Task prompt -> Can you retype every record below exactly as written?

>> BEGIN Given records

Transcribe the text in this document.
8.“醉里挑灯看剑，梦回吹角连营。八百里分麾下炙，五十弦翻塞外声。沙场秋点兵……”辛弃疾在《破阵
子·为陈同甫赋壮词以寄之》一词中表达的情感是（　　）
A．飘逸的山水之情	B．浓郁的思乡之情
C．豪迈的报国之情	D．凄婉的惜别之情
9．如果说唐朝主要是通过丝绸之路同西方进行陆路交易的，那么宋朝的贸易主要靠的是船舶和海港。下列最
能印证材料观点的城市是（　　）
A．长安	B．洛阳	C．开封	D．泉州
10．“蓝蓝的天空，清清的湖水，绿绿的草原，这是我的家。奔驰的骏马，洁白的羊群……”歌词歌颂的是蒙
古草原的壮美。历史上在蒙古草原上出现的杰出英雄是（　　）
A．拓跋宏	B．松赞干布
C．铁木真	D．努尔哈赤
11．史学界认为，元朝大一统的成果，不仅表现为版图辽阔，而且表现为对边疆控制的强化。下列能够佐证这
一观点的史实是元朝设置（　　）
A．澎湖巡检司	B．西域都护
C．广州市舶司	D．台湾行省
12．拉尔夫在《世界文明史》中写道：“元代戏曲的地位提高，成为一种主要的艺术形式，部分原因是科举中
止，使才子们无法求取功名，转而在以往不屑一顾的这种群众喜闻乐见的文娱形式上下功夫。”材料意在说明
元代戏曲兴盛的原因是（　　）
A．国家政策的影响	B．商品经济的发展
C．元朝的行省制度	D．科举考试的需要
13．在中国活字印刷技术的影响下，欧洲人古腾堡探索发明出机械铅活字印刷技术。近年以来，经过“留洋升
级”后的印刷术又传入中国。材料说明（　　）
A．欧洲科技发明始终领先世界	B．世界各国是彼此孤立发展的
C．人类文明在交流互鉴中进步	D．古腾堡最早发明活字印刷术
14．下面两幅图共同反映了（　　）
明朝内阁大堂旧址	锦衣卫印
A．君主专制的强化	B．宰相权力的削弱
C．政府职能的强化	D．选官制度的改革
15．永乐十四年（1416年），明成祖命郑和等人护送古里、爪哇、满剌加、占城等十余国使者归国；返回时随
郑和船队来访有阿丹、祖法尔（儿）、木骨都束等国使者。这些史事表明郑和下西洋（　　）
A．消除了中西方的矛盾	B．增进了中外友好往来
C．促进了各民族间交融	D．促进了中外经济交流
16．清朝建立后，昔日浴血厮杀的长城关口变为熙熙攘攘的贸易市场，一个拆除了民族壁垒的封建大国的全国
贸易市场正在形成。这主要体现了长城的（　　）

>> END Given records

Full response ->
Transcribe the text in this document.
8.“醉里挑灯看剑，梦回吹角连营。八百里分麾下炙，五十弦翻塞外声。沙场秋点兵……”辛弃疾在《破阵
子·为陈同甫赋壮词以寄之》一词中表达的情感是（　　）
A．飘逸的山水之情	B．浓郁的思乡之情
C．豪迈的报国之情	D．凄婉的惜别之情
9．如果说唐朝主要是通过丝绸之路同西方进行陆路交易的，那么宋朝的贸易主要靠的是船舶和海港。下列最
能印证材料观点的城市是（　　）
A．长安	B．洛阳	C．开封	D．泉州
10．“蓝蓝的天空，清清的湖水，绿绿的草原，这是我的家。奔驰的骏马，洁白的羊群……”歌词歌颂的是蒙
古草原的壮美。历史上在蒙古草原上出现的杰出英雄是（　　）
A．拓跋宏	B．松赞干布
C．铁木真	D．努尔哈赤
11．史学界认为，元朝大一统的成果，不仅表现为版图辽阔，而且表现为对边疆控制的强化。下列能够佐证这
一观点的史实是元朝设置（　　）
A．澎湖巡检司	B．西域都护
C．广州市舶司	D．台湾行省
12．拉尔夫在《世界文明史》中写道：“元代戏曲的地位提高，成为一种主要的艺术形式，部分原因是科举中
止，使才子们无法求取功名，转而在以往不屑一顾的这种群众喜闻乐见的文娱形式上下功夫。”材料意在说明
元代戏曲兴盛的原因是（　　）
A．国家政策的影响	B．商品经济的发展
C．元朝的行省制度	D．科举考试的需要
13．在中国活字印刷技术的影响下，欧洲人古腾堡探索发明出机械铅活字印刷技术。近年以来，经过“留洋升
级”后的印刷术又传入中国。材料说明（　　）
A．欧洲科技发明始终领先世界	B．世界各国是彼此孤立发展的
C．人类文明在交流互鉴中进步	D．古腾堡最早发明活字印刷术
14．下面两幅图共同反映了（　　）
明朝内阁大堂旧址	锦衣卫印
A．君主专制的强化	B．宰相权力的削弱
C．政府职能的强化	D．选官制度的改革
15．永乐十四年（1416年），明成祖命郑和等人护送古里、爪哇、满剌加、占城等十余国使者归国；返回时随
郑和船队来访有阿丹、祖法尔（儿）、木骨都束等国使者。这些史事表明郑和下西洋（　　）
A．消除了中西方的矛盾	B．增进了中外友好往来
C．促进了各民族间交融	D．促进了中外经济交流
16．清朝建立后，昔日浴血厮杀的长城关口变为熙熙攘攘的贸易市场，一个拆除了民族壁垒的封建大国的全国
贸易市场正在形成。这主要体现了长城的（　　）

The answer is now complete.